Dataset entries on figures
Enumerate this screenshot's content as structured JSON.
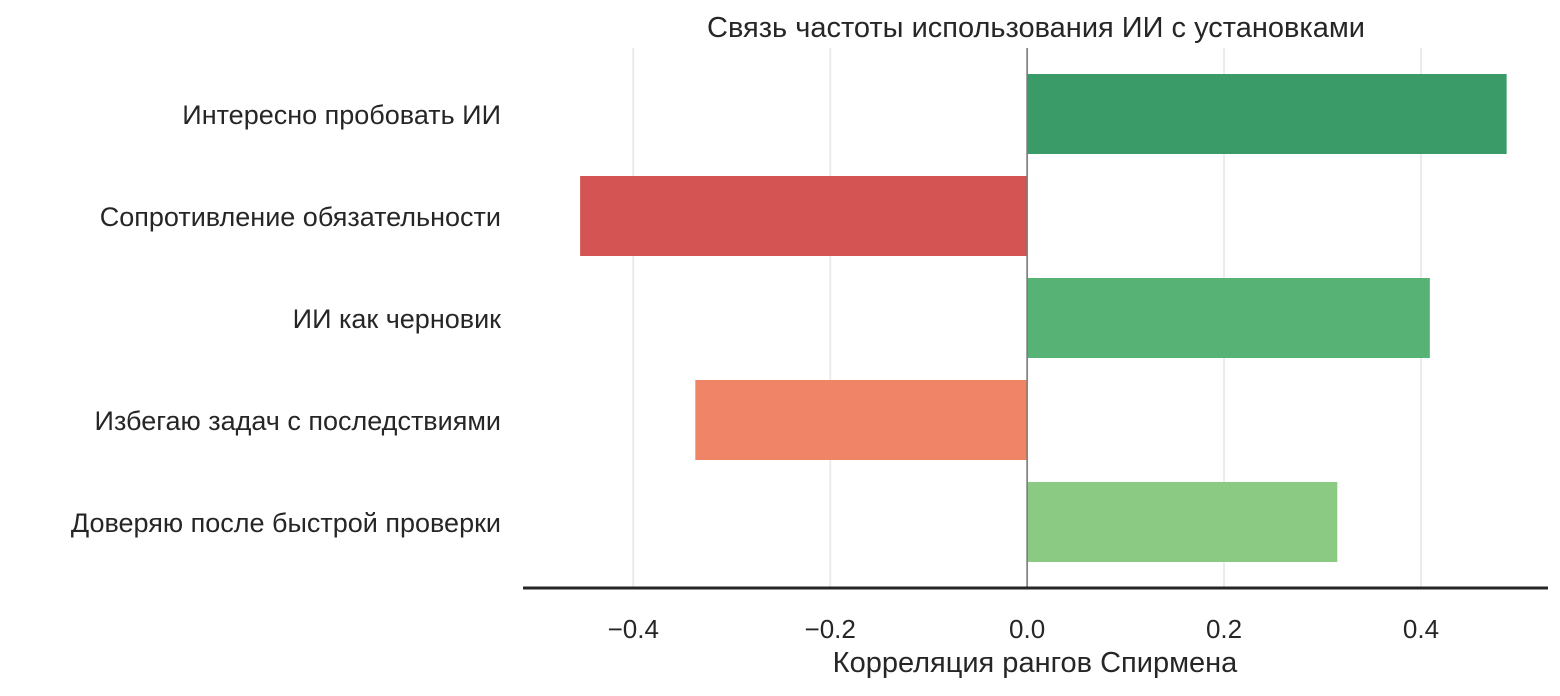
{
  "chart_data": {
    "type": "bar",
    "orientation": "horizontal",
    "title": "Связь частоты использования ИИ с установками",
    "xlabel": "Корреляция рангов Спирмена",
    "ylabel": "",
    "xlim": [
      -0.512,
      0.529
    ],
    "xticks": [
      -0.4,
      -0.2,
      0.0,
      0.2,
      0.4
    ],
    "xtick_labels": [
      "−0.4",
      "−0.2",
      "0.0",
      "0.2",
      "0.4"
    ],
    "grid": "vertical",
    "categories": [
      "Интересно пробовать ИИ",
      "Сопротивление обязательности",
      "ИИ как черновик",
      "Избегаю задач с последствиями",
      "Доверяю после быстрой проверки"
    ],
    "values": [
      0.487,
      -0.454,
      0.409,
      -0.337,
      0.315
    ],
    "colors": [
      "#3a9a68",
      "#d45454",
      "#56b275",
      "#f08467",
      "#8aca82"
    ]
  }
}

* **Set task**: Omitting all images, retype each line of the records precisely.

* **Task solution**:
Enumerate this screenshot's content as structured JSON.
{
  "chart_data": {
    "type": "bar",
    "orientation": "horizontal",
    "title": "Связь частоты использования ИИ с установками",
    "xlabel": "Корреляция рангов Спирмена",
    "ylabel": "",
    "xlim": [
      -0.512,
      0.529
    ],
    "xticks": [
      -0.4,
      -0.2,
      0.0,
      0.2,
      0.4
    ],
    "xtick_labels": [
      "−0.4",
      "−0.2",
      "0.0",
      "0.2",
      "0.4"
    ],
    "grid": "vertical",
    "categories": [
      "Интересно пробовать ИИ",
      "Сопротивление обязательности",
      "ИИ как черновик",
      "Избегаю задач с последствиями",
      "Доверяю после быстрой проверки"
    ],
    "values": [
      0.487,
      -0.454,
      0.409,
      -0.337,
      0.315
    ],
    "colors": [
      "#3a9a68",
      "#d45454",
      "#56b275",
      "#f08467",
      "#8aca82"
    ]
  }
}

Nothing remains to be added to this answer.